What is expected:
Scan the following material for the string "detail" and copy each line in which it appears.
>> START Given entries
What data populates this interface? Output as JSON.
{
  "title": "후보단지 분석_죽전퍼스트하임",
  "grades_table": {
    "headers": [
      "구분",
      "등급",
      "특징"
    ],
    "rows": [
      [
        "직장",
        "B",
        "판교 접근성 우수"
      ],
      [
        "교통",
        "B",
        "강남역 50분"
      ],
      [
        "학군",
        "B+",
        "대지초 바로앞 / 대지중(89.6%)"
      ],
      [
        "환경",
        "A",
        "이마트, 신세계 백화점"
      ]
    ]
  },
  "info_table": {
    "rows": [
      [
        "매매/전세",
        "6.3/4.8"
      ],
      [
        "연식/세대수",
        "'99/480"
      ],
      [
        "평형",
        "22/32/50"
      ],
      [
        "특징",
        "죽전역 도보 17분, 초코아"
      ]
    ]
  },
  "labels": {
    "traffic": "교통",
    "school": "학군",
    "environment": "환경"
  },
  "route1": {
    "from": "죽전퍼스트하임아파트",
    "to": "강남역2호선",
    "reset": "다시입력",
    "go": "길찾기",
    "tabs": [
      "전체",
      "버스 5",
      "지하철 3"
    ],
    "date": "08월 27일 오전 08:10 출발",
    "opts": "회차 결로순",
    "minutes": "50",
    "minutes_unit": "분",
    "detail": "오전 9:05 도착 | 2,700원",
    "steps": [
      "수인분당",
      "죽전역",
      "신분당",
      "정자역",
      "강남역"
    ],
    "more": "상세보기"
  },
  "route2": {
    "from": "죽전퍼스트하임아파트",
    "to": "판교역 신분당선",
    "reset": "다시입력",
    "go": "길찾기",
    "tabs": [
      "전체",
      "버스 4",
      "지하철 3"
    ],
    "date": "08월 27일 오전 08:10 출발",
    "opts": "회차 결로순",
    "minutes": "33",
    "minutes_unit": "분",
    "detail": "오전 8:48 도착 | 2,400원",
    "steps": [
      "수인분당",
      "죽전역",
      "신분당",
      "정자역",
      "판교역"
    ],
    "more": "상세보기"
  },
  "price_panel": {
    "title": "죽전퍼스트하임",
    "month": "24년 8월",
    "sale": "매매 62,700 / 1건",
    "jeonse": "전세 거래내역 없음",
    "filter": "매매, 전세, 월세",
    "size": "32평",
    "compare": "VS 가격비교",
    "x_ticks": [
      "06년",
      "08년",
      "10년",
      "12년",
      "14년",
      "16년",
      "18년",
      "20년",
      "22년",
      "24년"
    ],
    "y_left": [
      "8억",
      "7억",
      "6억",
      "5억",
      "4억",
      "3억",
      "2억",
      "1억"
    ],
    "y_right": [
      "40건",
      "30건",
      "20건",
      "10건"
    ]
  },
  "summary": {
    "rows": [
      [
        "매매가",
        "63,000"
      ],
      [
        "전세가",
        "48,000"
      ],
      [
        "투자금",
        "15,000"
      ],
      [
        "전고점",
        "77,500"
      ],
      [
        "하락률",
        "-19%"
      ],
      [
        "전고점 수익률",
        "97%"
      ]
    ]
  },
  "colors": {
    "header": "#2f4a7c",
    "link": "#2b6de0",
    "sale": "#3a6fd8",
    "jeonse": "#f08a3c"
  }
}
>> END Given entries
Answer for the task:
    "detail": "오전 9:05 도착 | 2,700원",
    "detail": "오전 8:48 도착 | 2,400원",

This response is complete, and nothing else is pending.